> READING PASSAGE
# # #
Allegation of fraud, but where are the facts to support it?

Facts. SEBI has alleged that there were statements in Hindenburg’s report which built up a narrative to mislead investors, and this amongst other things violated the PFUTP Regulations and the SEBI Act.8 Broadly, the SCN alleges the following:

  1. Hindenburg sensationalized, distorted and cherry-picked facts. For example, misrepresenting that an appellate tribunal, while passing an order against the Adani group, ignored evidence on circular trading and fraud. In reality, the order was in fact a detailed and reasoned one.
  2. SEBI cites a misplaced hyperlink, objection to the use of the word ‘scandal’ and allusions to unspecified ‘unreliable sources’ – all while referring to the data and sources used by Hindenburg.
  3. SEBI has also contended that Hindenburg misled the public by failing to adequately disclose its profit-sharing arrangement with Kingdon and its relation to the AEL’s Indian securities.

Our View. In our view, SEBI is fighting an uphill battle against Hindenburg. SEBI does not seem to have indicated that any of the facts presented by Hindenburg are incorrect or inaccurate. Instead, SEBI seems to have a problem with selective presentation of facts by Hindenburg and its approach of using hyperbole to state facts instead of presenting them as-is.
# # #
> WHAT YOU NEED TO DO
A. In the commentary on SEBI's case against Hindenburg, which arrangement does SEBI contend Hindenburg failed to adequately disclose?
B. Continue the commentary on SEBI's case against Hindenburg, picking up after its final sentence.
The records that come next are drawn from a separate source.

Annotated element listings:
# # #
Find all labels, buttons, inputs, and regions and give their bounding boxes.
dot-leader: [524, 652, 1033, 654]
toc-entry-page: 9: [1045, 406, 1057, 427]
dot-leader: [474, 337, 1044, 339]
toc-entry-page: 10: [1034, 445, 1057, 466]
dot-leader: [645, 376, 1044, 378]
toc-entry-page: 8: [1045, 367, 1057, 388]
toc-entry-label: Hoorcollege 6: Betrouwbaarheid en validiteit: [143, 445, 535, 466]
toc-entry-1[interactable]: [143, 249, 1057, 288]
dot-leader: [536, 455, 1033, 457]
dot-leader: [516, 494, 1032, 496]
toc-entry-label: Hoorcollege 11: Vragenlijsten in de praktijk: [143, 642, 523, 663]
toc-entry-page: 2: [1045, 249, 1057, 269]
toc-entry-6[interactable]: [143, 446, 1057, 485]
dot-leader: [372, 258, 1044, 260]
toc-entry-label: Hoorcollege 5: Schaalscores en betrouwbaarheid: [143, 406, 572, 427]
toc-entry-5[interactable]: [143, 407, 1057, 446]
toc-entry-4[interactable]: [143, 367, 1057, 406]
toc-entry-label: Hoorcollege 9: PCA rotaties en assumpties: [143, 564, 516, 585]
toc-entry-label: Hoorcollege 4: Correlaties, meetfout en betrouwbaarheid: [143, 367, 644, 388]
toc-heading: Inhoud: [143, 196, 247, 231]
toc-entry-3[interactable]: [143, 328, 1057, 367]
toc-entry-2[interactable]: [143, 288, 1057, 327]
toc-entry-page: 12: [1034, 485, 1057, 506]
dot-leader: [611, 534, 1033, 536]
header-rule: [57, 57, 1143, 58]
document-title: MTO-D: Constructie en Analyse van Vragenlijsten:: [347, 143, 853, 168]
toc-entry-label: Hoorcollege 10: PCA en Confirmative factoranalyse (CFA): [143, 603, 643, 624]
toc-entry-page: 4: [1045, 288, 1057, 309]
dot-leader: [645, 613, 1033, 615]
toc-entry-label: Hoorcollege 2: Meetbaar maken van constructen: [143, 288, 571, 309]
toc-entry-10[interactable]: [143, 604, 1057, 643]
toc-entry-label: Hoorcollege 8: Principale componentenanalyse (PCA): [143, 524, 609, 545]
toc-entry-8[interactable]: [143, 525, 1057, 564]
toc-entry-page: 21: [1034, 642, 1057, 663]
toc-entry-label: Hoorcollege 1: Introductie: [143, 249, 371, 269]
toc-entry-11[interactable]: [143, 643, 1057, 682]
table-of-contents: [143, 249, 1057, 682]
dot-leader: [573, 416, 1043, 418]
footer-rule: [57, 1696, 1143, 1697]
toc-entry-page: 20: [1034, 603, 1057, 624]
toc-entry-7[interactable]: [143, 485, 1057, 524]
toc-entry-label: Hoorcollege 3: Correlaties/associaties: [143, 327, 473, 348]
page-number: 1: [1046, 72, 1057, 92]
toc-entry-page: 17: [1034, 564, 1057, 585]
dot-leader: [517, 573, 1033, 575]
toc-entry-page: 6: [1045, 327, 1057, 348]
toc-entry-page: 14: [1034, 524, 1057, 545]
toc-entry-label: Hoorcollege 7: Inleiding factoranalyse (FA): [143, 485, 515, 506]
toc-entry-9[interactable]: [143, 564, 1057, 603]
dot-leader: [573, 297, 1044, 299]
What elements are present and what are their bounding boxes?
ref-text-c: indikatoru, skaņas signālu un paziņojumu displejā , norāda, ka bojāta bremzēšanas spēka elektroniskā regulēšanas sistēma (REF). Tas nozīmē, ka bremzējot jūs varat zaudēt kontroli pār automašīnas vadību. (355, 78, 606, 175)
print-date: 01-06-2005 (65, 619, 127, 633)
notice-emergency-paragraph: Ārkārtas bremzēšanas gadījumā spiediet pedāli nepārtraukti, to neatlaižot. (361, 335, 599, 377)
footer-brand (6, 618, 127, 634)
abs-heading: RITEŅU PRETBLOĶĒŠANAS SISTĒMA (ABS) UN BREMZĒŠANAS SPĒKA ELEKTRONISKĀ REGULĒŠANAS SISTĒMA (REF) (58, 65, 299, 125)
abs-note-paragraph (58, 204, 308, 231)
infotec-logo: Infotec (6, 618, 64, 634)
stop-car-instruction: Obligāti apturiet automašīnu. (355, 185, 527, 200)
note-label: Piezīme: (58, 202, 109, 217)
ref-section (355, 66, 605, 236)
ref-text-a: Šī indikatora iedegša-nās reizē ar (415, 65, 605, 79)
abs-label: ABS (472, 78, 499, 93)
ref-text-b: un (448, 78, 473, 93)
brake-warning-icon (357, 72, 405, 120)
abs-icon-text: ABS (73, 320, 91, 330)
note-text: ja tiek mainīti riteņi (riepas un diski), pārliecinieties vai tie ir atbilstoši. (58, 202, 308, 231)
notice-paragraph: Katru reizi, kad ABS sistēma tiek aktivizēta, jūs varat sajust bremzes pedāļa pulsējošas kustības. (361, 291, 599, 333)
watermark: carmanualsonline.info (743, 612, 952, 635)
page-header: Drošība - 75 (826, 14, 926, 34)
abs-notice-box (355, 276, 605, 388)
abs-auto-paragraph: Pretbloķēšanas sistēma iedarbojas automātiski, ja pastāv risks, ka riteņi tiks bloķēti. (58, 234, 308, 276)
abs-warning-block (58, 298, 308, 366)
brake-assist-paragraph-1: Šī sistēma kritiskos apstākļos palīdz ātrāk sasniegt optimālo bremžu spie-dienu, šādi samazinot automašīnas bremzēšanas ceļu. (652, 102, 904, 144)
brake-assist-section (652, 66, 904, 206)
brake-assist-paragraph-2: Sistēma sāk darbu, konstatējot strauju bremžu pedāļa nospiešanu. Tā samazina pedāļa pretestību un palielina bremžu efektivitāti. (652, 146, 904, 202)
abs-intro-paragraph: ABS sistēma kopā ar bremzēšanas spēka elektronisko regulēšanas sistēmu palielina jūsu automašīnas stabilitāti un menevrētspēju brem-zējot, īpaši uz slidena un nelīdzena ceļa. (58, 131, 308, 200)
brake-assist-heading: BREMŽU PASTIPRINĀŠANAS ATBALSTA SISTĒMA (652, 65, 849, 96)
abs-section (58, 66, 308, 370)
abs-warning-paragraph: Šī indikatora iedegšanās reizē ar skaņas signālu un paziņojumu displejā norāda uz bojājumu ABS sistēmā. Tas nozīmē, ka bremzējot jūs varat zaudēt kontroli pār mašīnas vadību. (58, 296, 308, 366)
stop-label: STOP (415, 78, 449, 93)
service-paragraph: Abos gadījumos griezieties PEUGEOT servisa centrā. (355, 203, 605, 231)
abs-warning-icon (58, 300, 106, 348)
# # #
> OUTPUTS
A. Its profit-sharing arrangement with Kingdon and that arrangement's relation to AEL's Indian securities.

B.
Did Hindenburg exaggerate and over-emphasise on bad facts selectively? Yes. However, would that be sufficient to trigger a PFUTP violation if the underlying facts are indeed true? May not be. SEBI at some stage will have to roll up its sleeves, sift through all the allegations made by Hindenburg, and establish that Hindenburg purposely presented incorrect/ fraudulent facts to mislead investors in order to profit from the resulting stock dive. Holding Hindenburg responsible under the PFUTP regulations for its seemingly ‘reckless’ choice of language may be difficult for SEBI if the facts presented by Hindenburg are true.

SEBI may also need to work overtime on the non-public information allegation, since both Hindenburg and Adani group seem to suggest that most parts of the report are nothing more than a mere aggregation of publicly available/ accessible information.

Finally, on SEBI’s concern on incorrect disclaimers, there appears to be some degree of inconsistency on Hindenburg’s part. The general disclaimer suggests that Hindenburg has a short position in all the stocks mentioned in the report, but the more specific one limits their short positions only to US-traded bonds and non-Indian derivatives. However, to term this inconsistency as ‘fraud’ may be stretching it a bit too far, and this once again may not be a clincher by itself for SEBI. 

Conclusion

It’s neither Hindenburg nor Adani under the spotlight now. It’s India’s market regulator who had to join the party, albeit a bit too late, and unfashionably so.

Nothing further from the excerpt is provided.